Problem: Copy out each line of the material below with no changes.

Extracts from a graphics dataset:
============
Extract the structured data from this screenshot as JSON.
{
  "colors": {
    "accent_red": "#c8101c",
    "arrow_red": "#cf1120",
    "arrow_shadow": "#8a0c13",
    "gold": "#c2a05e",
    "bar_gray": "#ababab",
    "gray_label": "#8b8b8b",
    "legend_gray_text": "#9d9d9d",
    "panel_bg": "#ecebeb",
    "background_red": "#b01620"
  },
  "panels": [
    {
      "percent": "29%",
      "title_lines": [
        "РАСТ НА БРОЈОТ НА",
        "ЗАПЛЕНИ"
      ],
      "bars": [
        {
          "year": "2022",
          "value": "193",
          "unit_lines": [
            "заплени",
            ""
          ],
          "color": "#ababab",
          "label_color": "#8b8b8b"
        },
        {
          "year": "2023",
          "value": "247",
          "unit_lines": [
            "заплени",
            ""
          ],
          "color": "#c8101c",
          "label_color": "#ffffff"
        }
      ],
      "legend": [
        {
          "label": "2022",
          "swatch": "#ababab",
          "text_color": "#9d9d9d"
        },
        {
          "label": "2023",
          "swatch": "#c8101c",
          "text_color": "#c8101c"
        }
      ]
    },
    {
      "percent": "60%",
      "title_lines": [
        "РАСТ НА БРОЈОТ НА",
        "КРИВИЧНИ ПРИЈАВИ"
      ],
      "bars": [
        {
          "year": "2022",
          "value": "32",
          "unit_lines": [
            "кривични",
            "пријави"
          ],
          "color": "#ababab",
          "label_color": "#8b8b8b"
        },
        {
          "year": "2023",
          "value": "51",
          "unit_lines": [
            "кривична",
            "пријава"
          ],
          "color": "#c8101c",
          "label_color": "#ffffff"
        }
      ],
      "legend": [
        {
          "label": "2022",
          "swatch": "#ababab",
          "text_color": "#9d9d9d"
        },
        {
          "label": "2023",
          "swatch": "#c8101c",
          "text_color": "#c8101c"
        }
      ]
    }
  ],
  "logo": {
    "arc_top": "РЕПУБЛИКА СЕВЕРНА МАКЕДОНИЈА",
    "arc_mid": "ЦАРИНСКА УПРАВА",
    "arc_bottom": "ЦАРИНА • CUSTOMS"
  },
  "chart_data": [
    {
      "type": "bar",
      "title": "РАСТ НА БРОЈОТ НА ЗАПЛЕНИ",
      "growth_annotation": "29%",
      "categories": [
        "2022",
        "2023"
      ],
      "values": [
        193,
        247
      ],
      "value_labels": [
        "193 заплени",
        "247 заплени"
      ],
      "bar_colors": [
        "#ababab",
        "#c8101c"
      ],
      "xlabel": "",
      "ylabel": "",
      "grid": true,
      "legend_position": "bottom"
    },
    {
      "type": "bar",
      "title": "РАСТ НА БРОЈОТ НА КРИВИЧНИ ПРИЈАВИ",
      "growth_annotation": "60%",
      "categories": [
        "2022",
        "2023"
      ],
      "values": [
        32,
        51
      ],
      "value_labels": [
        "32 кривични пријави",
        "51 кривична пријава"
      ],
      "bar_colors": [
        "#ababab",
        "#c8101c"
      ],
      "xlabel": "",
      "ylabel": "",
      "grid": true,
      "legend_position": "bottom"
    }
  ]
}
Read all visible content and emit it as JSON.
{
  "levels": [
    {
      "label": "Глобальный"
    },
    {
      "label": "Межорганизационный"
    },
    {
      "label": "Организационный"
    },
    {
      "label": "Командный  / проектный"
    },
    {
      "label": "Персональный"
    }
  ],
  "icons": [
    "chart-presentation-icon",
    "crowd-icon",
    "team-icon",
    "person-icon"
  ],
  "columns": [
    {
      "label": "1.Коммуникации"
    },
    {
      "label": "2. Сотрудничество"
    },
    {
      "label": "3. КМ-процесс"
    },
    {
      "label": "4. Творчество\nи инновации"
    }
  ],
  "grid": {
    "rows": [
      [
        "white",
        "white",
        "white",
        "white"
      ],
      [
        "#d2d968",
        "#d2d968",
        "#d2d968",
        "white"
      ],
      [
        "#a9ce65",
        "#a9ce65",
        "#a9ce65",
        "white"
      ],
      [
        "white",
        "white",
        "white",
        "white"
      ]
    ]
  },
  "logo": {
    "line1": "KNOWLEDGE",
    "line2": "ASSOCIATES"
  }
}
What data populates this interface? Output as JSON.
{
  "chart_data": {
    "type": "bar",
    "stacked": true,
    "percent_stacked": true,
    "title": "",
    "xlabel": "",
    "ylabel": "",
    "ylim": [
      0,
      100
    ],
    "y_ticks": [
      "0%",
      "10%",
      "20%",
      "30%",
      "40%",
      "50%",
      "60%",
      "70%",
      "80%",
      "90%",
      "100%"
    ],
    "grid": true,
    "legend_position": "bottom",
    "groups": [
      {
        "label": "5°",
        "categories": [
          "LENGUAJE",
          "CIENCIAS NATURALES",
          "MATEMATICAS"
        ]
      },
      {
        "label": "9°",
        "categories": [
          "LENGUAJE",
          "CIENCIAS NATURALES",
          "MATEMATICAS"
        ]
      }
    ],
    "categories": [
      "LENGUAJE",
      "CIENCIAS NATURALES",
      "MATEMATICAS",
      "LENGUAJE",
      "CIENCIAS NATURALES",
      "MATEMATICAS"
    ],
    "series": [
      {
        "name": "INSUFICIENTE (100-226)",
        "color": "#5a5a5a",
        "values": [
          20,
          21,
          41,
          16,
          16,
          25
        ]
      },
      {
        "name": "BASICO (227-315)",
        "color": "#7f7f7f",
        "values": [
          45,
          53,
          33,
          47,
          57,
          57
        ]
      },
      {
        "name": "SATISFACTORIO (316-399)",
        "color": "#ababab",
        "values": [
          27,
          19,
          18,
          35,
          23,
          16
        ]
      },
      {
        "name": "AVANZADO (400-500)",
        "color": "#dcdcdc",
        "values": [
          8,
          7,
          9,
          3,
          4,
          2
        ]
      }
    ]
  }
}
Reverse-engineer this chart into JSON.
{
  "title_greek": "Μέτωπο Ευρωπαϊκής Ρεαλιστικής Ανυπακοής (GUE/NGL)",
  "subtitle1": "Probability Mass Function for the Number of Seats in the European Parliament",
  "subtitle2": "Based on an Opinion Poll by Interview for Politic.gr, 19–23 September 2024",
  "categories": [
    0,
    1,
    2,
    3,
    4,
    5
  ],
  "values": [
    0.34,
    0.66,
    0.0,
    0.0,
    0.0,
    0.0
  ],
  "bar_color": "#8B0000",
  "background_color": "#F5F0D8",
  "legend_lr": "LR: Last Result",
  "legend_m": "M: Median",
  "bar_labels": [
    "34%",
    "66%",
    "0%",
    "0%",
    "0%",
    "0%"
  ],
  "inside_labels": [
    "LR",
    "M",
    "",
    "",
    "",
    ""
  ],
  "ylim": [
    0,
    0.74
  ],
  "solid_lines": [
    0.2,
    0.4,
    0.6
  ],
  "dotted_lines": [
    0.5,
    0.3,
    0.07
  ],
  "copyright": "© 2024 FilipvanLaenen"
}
============
Written solution:
Extract the structured data from this screenshot as JSON.
{
  "colors": {
    "accent_red": "#c8101c",
    "arrow_red": "#cf1120",
    "arrow_shadow": "#8a0c13",
    "gold": "#c2a05e",
    "bar_gray": "#ababab",
    "gray_label": "#8b8b8b",
    "legend_gray_text": "#9d9d9d",
    "panel_bg": "#ecebeb",
    "background_red": "#b01620"
  },
  "panels": [
    {
      "percent": "29%",
      "title_lines": [
        "РАСТ НА БРОЈОТ НА",
        "ЗАПЛЕНИ"
      ],
      "bars": [
        {
          "year": "2022",
          "value": "193",
          "unit_lines": [
            "заплени",
            ""
          ],
          "color": "#ababab",
          "label_color": "#8b8b8b"
        },
        {
          "year": "2023",
          "value": "247",
          "unit_lines": [
            "заплени",
            ""
          ],
          "color": "#c8101c",
          "label_color": "#ffffff"
        }
      ],
      "legend": [
        {
          "label": "2022",
          "swatch": "#ababab",
          "text_color": "#9d9d9d"
        },
        {
          "label": "2023",
          "swatch": "#c8101c",
          "text_color": "#c8101c"
        }
      ]
    },
    {
      "percent": "60%",
      "title_lines": [
        "РАСТ НА БРОЈОТ НА",
        "КРИВИЧНИ ПРИЈАВИ"
      ],
      "bars": [
        {
          "year": "2022",
          "value": "32",
          "unit_lines": [
            "кривични",
            "пријави"
          ],
          "color": "#ababab",
          "label_color": "#8b8b8b"
        },
        {
          "year": "2023",
          "value": "51",
          "unit_lines": [
            "кривична",
            "пријава"
          ],
          "color": "#c8101c",
          "label_color": "#ffffff"
        }
      ],
      "legend": [
        {
          "label": "2022",
          "swatch": "#ababab",
          "text_color": "#9d9d9d"
        },
        {
          "label": "2023",
          "swatch": "#c8101c",
          "text_color": "#c8101c"
        }
      ]
    }
  ],
  "logo": {
    "arc_top": "РЕПУБЛИКА СЕВЕРНА МАКЕДОНИЈА",
    "arc_mid": "ЦАРИНСКА УПРАВА",
    "arc_bottom": "ЦАРИНА • CUSTOMS"
  },
  "chart_data": [
    {
      "type": "bar",
      "title": "РАСТ НА БРОЈОТ НА ЗАПЛЕНИ",
      "growth_annotation": "29%",
      "categories": [
        "2022",
        "2023"
      ],
      "values": [
        193,
        247
      ],
      "value_labels": [
        "193 заплени",
        "247 заплени"
      ],
      "bar_colors": [
        "#ababab",
        "#c8101c"
      ],
      "xlabel": "",
      "ylabel": "",
      "grid": true,
      "legend_position": "bottom"
    },
    {
      "type": "bar",
      "title": "РАСТ НА БРОЈОТ НА КРИВИЧНИ ПРИЈАВИ",
      "growth_annotation": "60%",
      "categories": [
        "2022",
        "2023"
      ],
      "values": [
        32,
        51
      ],
      "value_labels": [
        "32 кривични пријави",
        "51 кривична пријава"
      ],
      "bar_colors": [
        "#ababab",
        "#c8101c"
      ],
      "xlabel": "",
      "ylabel": "",
      "grid": true,
      "legend_position": "bottom"
    }
  ]
}
Read all visible content and emit it as JSON.
{
  "levels": [
    {
      "label": "Глобальный"
    },
    {
      "label": "Межорганизационный"
    },
    {
      "label": "Организационный"
    },
    {
      "label": "Командный  / проектный"
    },
    {
      "label": "Персональный"
    }
  ],
  "icons": [
    "chart-presentation-icon",
    "crowd-icon",
    "team-icon",
    "person-icon"
  ],
  "columns": [
    {
      "label": "1.Коммуникации"
    },
    {
      "label": "2. Сотрудничество"
    },
    {
      "label": "3. КМ-процесс"
    },
    {
      "label": "4. Творчество\nи инновации"
    }
  ],
  "grid": {
    "rows": [
      [
        "white",
        "white",
        "white",
        "white"
      ],
      [
        "#d2d968",
        "#d2d968",
        "#d2d968",
        "white"
      ],
      [
        "#a9ce65",
        "#a9ce65",
        "#a9ce65",
        "white"
      ],
      [
        "white",
        "white",
        "white",
        "white"
      ]
    ]
  },
  "logo": {
    "line1": "KNOWLEDGE",
    "line2": "ASSOCIATES"
  }
}
What data populates this interface? Output as JSON.
{
  "chart_data": {
    "type": "bar",
    "stacked": true,
    "percent_stacked": true,
    "title": "",
    "xlabel": "",
    "ylabel": "",
    "ylim": [
      0,
      100
    ],
    "y_ticks": [
      "0%",
      "10%",
      "20%",
      "30%",
      "40%",
      "50%",
      "60%",
      "70%",
      "80%",
      "90%",
      "100%"
    ],
    "grid": true,
    "legend_position": "bottom",
    "groups": [
      {
        "label": "5°",
        "categories": [
          "LENGUAJE",
          "CIENCIAS NATURALES",
          "MATEMATICAS"
        ]
      },
      {
        "label": "9°",
        "categories": [
          "LENGUAJE",
          "CIENCIAS NATURALES",
          "MATEMATICAS"
        ]
      }
    ],
    "categories": [
      "LENGUAJE",
      "CIENCIAS NATURALES",
      "MATEMATICAS",
      "LENGUAJE",
      "CIENCIAS NATURALES",
      "MATEMATICAS"
    ],
    "series": [
      {
        "name": "INSUFICIENTE (100-226)",
        "color": "#5a5a5a",
        "values": [
          20,
          21,
          41,
          16,
          16,
          25
        ]
      },
      {
        "name": "BASICO (227-315)",
        "color": "#7f7f7f",
        "values": [
          45,
          53,
          33,
          47,
          57,
          57
        ]
      },
      {
        "name": "SATISFACTORIO (316-399)",
        "color": "#ababab",
        "values": [
          27,
          19,
          18,
          35,
          23,
          16
        ]
      },
      {
        "name": "AVANZADO (400-500)",
        "color": "#dcdcdc",
        "values": [
          8,
          7,
          9,
          3,
          4,
          2
        ]
      }
    ]
  }
}
Reverse-engineer this chart into JSON.
{
  "title_greek": "Μέτωπο Ευρωπαϊκής Ρεαλιστικής Ανυπακοής (GUE/NGL)",
  "subtitle1": "Probability Mass Function for the Number of Seats in the European Parliament",
  "subtitle2": "Based on an Opinion Poll by Interview for Politic.gr, 19–23 September 2024",
  "categories": [
    0,
    1,
    2,
    3,
    4,
    5
  ],
  "values": [
    0.34,
    0.66,
    0.0,
    0.0,
    0.0,
    0.0
  ],
  "bar_color": "#8B0000",
  "background_color": "#F5F0D8",
  "legend_lr": "LR: Last Result",
  "legend_m": "M: Median",
  "bar_labels": [
    "34%",
    "66%",
    "0%",
    "0%",
    "0%",
    "0%"
  ],
  "inside_labels": [
    "LR",
    "M",
    "",
    "",
    "",
    ""
  ],
  "ylim": [
    0,
    0.74
  ],
  "solid_lines": [
    0.2,
    0.4,
    0.6
  ],
  "dotted_lines": [
    0.5,
    0.3,
    0.07
  ],
  "copyright": "© 2024 FilipvanLaenen"
}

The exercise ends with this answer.